> _PROBLEM TO WORK ON_
Copy the records below line for line, leaving out the picture placeholders.

> _EXTRACTED INFORMATION_
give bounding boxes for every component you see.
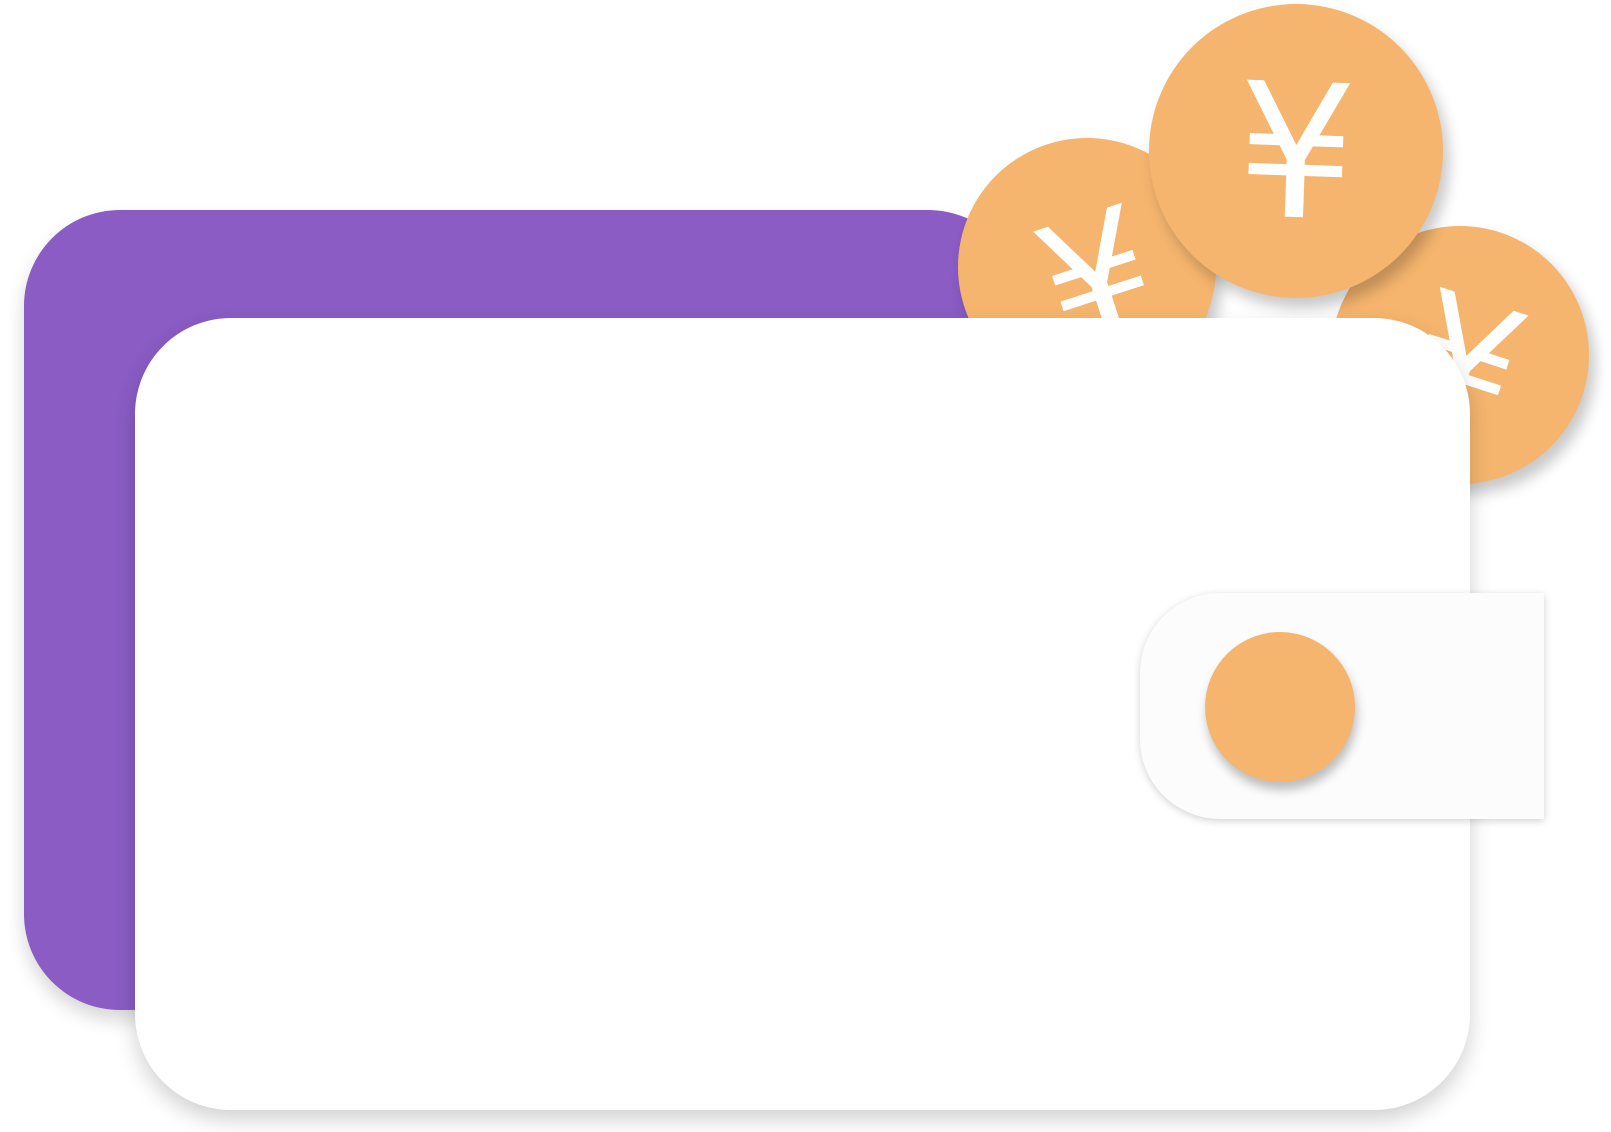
yen-coin-icon: ¥ xyxy=(1149,4,1443,298)
wallet-illustration: ¥ ¥ ¥ xyxy=(0,0,1611,1132)
yen-symbol: ¥ xyxy=(1233,42,1359,263)
clasp-button-icon xyxy=(1205,632,1355,782)
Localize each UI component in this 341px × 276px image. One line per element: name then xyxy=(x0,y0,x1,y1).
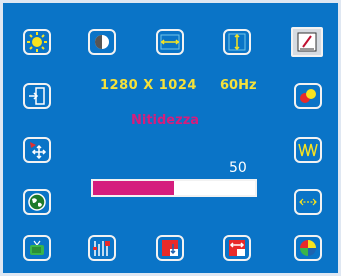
monitor-osd: 1280 X 1024 60Hz Nitidezza 50 xyxy=(0,0,341,276)
clock-icon xyxy=(298,143,318,157)
refresh-rate-text: 60Hz xyxy=(220,78,257,93)
sharpness-value: 50 xyxy=(229,160,247,176)
brightness-icon xyxy=(27,32,47,52)
v-position-icon xyxy=(228,33,246,51)
clock-button[interactable] xyxy=(294,137,322,163)
language-button[interactable] xyxy=(23,189,51,215)
sharpness-slider-fill xyxy=(93,181,174,195)
exit-icon xyxy=(29,87,45,105)
tv-button[interactable] xyxy=(23,235,51,261)
tools-icon xyxy=(93,241,110,256)
contrast-icon xyxy=(95,35,109,49)
language-icon xyxy=(28,193,46,211)
position-icon xyxy=(30,142,47,160)
resolution-text: 1280 X 1024 xyxy=(100,78,197,93)
h-position-icon xyxy=(160,34,180,50)
sharpness-icon xyxy=(297,32,317,52)
recall-button[interactable] xyxy=(223,235,251,261)
brightness-button[interactable] xyxy=(23,29,51,55)
color-icon xyxy=(300,89,316,103)
v-position-button[interactable] xyxy=(223,29,251,55)
tv-icon xyxy=(30,240,44,255)
phase-button[interactable] xyxy=(294,189,322,215)
h-position-button[interactable] xyxy=(156,29,184,55)
sharpness-slider[interactable] xyxy=(91,179,257,197)
contrast-button[interactable] xyxy=(88,29,116,55)
tools-button[interactable] xyxy=(88,235,116,261)
color-temp-button[interactable] xyxy=(294,235,322,261)
phase-icon xyxy=(299,198,317,206)
reset-icon xyxy=(162,240,178,256)
reset-button[interactable] xyxy=(156,235,184,261)
recall-icon xyxy=(229,240,245,256)
menu-title: Nitidezza xyxy=(131,113,200,128)
color-button[interactable] xyxy=(294,83,322,109)
position-button[interactable] xyxy=(23,137,51,163)
exit-button[interactable] xyxy=(23,83,51,109)
sharpness-button[interactable] xyxy=(291,27,323,57)
color-temp-icon xyxy=(300,240,316,256)
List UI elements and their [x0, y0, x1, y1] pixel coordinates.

> _REPLY TO THE EXERCISE_
give bounding boxes for every component you see.
yen-coin-icon: ¥ xyxy=(1149,4,1443,298)
wallet-illustration: ¥ ¥ ¥ xyxy=(0,0,1611,1132)
yen-symbol: ¥ xyxy=(1233,42,1359,263)
clasp-button-icon xyxy=(1205,632,1355,782)
Localize each UI component in this 341px × 276px image. One line per element: name then xyxy=(x0,y0,x1,y1).
monitor-osd: 1280 X 1024 60Hz Nitidezza 50 xyxy=(0,0,341,276)
clock-icon xyxy=(298,143,318,157)
refresh-rate-text: 60Hz xyxy=(220,78,257,93)
sharpness-value: 50 xyxy=(229,160,247,176)
brightness-icon xyxy=(27,32,47,52)
v-position-icon xyxy=(228,33,246,51)
clock-button[interactable] xyxy=(294,137,322,163)
language-button[interactable] xyxy=(23,189,51,215)
sharpness-slider-fill xyxy=(93,181,174,195)
exit-icon xyxy=(29,87,45,105)
tv-button[interactable] xyxy=(23,235,51,261)
tools-icon xyxy=(93,241,110,256)
contrast-icon xyxy=(95,35,109,49)
language-icon xyxy=(28,193,46,211)
position-icon xyxy=(30,142,47,160)
resolution-text: 1280 X 1024 xyxy=(100,78,197,93)
h-position-icon xyxy=(160,34,180,50)
sharpness-icon xyxy=(297,32,317,52)
recall-button[interactable] xyxy=(223,235,251,261)
brightness-button[interactable] xyxy=(23,29,51,55)
color-icon xyxy=(300,89,316,103)
v-position-button[interactable] xyxy=(223,29,251,55)
tv-icon xyxy=(30,240,44,255)
phase-button[interactable] xyxy=(294,189,322,215)
h-position-button[interactable] xyxy=(156,29,184,55)
sharpness-slider[interactable] xyxy=(91,179,257,197)
contrast-button[interactable] xyxy=(88,29,116,55)
tools-button[interactable] xyxy=(88,235,116,261)
color-temp-button[interactable] xyxy=(294,235,322,261)
phase-icon xyxy=(299,198,317,206)
reset-icon xyxy=(162,240,178,256)
reset-button[interactable] xyxy=(156,235,184,261)
recall-icon xyxy=(229,240,245,256)
menu-title: Nitidezza xyxy=(131,113,200,128)
color-button[interactable] xyxy=(294,83,322,109)
position-button[interactable] xyxy=(23,137,51,163)
exit-button[interactable] xyxy=(23,83,51,109)
sharpness-button[interactable] xyxy=(291,27,323,57)
color-temp-icon xyxy=(300,240,316,256)
List UI elements and their [x0, y0, x1, y1] pixel coordinates.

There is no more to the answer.